Short exercise ::
Pull each line holding "cycle" out of the entries below.

Material to process ::
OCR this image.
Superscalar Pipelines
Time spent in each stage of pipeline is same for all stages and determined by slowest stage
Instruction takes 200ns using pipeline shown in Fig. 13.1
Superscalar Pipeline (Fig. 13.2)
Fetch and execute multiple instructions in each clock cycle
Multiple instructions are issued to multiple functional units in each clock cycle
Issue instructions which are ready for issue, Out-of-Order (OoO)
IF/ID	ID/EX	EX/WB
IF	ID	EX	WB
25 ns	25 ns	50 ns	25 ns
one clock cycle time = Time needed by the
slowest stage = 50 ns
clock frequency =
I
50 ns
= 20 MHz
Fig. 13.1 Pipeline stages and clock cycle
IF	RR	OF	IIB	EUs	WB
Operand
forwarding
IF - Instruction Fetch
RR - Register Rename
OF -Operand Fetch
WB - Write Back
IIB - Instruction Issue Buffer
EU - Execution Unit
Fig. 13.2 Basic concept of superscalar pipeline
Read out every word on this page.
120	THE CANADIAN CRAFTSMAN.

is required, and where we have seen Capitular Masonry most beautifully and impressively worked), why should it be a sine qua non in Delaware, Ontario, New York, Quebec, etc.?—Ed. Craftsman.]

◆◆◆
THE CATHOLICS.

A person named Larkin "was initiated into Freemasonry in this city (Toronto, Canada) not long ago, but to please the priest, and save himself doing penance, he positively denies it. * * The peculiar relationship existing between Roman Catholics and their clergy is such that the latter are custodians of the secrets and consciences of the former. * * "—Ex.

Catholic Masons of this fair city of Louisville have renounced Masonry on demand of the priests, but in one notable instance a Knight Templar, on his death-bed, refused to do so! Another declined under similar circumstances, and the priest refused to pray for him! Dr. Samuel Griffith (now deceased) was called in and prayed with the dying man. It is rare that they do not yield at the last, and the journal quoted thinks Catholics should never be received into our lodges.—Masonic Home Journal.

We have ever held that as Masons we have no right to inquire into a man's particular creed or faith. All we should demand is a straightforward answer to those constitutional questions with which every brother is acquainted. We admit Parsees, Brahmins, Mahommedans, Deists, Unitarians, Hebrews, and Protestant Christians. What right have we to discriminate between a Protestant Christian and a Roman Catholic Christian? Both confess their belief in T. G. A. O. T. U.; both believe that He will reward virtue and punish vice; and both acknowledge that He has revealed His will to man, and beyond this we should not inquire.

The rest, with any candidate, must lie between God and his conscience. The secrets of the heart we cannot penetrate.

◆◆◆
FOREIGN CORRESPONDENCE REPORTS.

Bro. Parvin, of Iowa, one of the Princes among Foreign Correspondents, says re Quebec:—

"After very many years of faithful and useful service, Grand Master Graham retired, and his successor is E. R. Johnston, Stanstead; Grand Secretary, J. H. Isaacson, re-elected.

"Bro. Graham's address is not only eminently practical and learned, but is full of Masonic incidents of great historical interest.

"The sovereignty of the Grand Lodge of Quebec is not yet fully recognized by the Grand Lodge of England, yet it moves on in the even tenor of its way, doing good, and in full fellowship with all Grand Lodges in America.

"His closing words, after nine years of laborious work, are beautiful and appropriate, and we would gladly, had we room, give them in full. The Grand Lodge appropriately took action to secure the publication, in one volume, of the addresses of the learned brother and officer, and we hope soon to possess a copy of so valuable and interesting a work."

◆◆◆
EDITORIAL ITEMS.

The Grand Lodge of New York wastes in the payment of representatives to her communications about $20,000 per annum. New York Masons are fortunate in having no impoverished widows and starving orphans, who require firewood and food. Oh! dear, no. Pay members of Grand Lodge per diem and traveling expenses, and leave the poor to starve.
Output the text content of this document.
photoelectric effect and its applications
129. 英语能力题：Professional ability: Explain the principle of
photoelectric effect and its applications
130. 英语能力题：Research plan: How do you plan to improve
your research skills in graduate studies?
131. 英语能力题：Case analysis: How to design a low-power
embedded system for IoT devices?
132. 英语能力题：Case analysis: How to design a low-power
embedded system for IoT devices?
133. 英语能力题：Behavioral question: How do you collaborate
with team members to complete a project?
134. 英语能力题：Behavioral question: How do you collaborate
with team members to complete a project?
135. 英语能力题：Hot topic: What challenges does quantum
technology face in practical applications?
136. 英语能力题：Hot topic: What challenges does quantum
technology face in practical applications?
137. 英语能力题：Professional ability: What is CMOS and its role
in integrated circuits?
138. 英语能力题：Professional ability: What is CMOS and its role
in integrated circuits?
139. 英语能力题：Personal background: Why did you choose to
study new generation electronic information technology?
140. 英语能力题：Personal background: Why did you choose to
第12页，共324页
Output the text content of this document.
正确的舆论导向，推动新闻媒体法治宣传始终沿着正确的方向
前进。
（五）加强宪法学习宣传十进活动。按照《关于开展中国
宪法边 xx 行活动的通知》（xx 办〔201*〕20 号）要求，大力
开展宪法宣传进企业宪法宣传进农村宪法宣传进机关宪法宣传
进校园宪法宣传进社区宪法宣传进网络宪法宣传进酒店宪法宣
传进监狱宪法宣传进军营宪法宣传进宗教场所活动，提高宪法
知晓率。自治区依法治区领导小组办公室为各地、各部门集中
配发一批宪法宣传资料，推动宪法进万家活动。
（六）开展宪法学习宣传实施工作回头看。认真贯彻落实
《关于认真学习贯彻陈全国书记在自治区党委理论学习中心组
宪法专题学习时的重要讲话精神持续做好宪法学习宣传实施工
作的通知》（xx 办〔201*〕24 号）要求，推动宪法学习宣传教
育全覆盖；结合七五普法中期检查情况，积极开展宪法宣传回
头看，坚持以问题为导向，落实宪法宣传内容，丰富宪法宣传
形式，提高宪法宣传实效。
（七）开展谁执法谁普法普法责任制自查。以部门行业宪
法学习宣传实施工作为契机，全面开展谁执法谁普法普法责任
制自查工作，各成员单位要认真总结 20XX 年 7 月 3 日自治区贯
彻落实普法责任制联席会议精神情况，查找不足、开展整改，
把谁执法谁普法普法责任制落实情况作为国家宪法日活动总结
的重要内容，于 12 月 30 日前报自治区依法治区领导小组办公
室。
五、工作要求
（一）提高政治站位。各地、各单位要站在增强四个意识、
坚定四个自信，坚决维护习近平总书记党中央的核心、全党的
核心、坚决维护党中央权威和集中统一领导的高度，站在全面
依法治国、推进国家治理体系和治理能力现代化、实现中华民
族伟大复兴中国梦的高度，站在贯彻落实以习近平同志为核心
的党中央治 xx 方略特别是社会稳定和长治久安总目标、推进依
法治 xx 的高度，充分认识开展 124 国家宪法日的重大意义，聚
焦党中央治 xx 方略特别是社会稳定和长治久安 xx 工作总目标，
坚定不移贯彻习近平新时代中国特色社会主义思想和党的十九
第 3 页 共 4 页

The solution ::
Fetch and execute multiple instructions in each clock cycle
Multiple instructions are issued to multiple functional units in each clock cycle
one clock cycle time = Time needed by the
Fig. 13.1 Pipeline stages and clock cycle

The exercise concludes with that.